**STATED EXERCISE:** Working from the line that contains "Output a JSON" down to the last line below, repeat each line exactly.

** START OF INFORMATION GIVEN **

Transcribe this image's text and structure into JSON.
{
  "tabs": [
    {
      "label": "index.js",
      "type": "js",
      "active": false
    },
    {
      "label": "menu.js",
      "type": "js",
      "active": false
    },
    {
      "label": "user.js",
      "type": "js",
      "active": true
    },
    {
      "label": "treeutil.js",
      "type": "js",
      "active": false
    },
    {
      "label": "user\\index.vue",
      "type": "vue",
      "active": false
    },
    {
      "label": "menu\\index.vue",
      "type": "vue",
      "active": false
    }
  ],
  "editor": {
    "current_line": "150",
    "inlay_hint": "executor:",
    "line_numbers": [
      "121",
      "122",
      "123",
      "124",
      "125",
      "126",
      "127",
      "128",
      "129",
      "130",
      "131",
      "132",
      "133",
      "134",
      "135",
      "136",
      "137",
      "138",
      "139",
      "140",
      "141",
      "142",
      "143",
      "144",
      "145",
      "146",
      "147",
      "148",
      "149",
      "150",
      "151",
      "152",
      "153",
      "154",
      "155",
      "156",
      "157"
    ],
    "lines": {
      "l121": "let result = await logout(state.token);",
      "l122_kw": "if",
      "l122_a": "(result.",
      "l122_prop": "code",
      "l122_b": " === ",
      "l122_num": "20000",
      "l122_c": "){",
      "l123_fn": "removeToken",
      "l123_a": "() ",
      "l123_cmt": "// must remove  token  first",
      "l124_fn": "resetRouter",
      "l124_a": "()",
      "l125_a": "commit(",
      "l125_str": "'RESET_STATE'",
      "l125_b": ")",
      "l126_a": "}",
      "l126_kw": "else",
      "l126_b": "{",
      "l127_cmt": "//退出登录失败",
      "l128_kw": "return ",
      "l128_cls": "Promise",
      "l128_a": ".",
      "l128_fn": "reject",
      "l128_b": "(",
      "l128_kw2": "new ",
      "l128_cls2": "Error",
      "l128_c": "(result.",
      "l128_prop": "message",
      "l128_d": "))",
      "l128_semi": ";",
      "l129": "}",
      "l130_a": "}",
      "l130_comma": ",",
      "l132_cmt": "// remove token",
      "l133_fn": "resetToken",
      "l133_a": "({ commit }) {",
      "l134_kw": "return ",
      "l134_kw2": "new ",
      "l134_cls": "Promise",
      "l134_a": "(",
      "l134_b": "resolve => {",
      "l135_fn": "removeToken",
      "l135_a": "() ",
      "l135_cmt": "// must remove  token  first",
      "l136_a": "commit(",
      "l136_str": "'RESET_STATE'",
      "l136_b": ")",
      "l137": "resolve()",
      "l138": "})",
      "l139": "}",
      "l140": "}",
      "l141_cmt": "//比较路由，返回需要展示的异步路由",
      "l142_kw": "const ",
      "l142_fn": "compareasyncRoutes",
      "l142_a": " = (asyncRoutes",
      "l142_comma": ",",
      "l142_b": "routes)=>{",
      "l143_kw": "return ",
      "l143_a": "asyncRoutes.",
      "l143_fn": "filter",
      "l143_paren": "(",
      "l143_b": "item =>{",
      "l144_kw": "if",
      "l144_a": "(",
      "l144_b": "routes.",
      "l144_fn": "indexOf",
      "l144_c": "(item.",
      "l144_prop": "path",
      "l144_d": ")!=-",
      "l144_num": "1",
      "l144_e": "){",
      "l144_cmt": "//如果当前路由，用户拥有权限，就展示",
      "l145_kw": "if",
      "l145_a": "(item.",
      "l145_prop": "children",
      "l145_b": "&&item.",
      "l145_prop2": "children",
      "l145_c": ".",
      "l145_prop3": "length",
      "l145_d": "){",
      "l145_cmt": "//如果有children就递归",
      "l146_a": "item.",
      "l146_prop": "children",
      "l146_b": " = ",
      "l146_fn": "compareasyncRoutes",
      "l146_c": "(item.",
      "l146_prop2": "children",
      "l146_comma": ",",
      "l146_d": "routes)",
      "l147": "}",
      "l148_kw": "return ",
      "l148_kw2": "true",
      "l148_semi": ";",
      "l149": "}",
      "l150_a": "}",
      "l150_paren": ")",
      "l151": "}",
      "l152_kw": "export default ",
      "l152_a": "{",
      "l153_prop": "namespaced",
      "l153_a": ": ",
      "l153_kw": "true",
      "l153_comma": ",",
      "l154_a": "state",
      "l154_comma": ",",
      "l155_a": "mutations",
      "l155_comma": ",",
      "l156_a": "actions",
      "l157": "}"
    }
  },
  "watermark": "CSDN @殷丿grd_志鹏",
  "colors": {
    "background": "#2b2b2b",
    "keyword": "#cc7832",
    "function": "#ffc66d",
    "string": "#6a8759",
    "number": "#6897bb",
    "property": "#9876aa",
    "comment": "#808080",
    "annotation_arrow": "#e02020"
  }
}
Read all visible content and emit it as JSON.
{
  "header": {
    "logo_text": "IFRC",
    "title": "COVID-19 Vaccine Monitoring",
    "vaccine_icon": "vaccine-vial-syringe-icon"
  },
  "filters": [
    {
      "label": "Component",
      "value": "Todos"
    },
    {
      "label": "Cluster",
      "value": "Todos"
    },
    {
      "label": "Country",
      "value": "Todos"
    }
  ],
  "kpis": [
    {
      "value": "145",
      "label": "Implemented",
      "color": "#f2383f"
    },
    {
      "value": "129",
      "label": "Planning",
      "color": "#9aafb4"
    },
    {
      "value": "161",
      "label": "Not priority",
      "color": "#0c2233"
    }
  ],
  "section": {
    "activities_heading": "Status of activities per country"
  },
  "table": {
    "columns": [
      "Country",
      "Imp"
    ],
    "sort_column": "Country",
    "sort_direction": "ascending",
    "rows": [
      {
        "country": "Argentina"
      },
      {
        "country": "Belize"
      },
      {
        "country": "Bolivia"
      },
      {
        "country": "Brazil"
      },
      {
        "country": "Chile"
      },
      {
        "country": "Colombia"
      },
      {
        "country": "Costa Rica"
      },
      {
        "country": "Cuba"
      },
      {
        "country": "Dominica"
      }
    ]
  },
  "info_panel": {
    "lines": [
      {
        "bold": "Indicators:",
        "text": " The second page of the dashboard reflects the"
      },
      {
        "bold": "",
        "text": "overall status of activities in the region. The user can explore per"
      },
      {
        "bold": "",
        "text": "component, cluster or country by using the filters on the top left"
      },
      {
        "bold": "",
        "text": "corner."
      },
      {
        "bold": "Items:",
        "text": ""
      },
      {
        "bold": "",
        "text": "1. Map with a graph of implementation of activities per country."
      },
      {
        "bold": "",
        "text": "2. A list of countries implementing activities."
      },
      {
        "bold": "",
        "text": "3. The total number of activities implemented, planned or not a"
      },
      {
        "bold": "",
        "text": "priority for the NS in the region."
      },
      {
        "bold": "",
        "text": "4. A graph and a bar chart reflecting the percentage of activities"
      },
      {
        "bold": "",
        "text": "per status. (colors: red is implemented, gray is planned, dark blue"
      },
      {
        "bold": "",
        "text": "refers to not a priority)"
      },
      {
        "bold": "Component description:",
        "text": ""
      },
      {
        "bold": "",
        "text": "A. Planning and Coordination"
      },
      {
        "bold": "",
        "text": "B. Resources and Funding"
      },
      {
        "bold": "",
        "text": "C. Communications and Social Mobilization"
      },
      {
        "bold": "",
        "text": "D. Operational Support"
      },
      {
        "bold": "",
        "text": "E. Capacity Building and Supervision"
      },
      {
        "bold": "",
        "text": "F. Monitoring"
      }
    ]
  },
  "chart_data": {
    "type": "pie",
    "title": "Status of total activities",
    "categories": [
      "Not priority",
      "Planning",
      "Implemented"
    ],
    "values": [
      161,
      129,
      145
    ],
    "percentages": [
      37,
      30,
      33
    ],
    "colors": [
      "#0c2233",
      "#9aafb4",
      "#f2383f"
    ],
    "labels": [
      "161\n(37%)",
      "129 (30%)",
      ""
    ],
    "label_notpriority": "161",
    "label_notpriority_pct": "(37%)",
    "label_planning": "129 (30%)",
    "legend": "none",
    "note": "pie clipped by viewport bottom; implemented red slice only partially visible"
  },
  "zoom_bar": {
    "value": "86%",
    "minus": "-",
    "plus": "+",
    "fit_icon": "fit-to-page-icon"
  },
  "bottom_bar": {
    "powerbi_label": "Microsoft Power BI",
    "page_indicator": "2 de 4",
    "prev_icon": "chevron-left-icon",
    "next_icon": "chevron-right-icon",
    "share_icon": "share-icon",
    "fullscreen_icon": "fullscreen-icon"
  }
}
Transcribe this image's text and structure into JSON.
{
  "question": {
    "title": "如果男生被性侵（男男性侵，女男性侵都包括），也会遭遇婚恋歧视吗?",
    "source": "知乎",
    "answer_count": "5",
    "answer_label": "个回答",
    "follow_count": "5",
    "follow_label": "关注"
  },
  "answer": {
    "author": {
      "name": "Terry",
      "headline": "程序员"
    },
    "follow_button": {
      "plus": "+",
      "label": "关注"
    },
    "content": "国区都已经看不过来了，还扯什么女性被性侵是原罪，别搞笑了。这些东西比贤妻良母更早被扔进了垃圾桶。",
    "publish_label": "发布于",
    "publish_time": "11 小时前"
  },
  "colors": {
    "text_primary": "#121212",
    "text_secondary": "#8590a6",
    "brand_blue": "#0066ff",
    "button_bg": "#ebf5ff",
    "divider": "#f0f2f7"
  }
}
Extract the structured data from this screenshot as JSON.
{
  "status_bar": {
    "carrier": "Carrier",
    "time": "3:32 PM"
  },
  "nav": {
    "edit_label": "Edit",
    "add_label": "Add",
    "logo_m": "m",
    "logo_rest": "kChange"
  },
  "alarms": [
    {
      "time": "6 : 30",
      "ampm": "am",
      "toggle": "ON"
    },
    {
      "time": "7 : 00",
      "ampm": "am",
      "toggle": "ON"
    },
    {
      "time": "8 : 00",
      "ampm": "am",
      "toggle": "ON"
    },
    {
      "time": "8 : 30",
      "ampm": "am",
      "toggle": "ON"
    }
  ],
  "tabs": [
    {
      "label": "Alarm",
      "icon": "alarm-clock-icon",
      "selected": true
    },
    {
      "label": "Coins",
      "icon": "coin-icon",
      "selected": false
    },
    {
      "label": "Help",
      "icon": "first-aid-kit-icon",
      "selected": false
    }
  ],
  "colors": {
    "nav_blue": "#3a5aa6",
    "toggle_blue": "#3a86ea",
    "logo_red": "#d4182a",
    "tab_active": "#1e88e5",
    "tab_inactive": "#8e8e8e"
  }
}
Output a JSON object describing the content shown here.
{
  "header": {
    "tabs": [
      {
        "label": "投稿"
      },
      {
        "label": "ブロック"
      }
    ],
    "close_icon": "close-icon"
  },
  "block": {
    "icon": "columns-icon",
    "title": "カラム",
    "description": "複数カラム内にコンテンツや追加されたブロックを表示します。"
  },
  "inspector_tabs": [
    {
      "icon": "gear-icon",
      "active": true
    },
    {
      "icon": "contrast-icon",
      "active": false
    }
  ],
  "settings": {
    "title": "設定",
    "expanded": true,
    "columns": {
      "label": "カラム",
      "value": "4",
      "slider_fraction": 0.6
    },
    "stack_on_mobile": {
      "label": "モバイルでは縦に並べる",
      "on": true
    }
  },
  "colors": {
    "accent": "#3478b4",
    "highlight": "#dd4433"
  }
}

** END OF INFORMATION GIVEN **

**RESULT OF THE TASK:**
Output a JSON object describing the content shown here.
{
  "header": {
    "tabs": [
      {
        "label": "投稿"
      },
      {
        "label": "ブロック"
      }
    ],
    "close_icon": "close-icon"
  },
  "block": {
    "icon": "columns-icon",
    "title": "カラム",
    "description": "複数カラム内にコンテンツや追加されたブロックを表示します。"
  },
  "inspector_tabs": [
    {
      "icon": "gear-icon",
      "active": true
    },
    {
      "icon": "contrast-icon",
      "active": false
    }
  ],
  "settings": {
    "title": "設定",
    "expanded": true,
    "columns": {
      "label": "カラム",
      "value": "4",
      "slider_fraction": 0.6
    },
    "stack_on_mobile": {
      "label": "モバイルでは縦に並べる",
      "on": true
    }
  },
  "colors": {
    "accent": "#3478b4",
    "highlight": "#dd4433"
  }
}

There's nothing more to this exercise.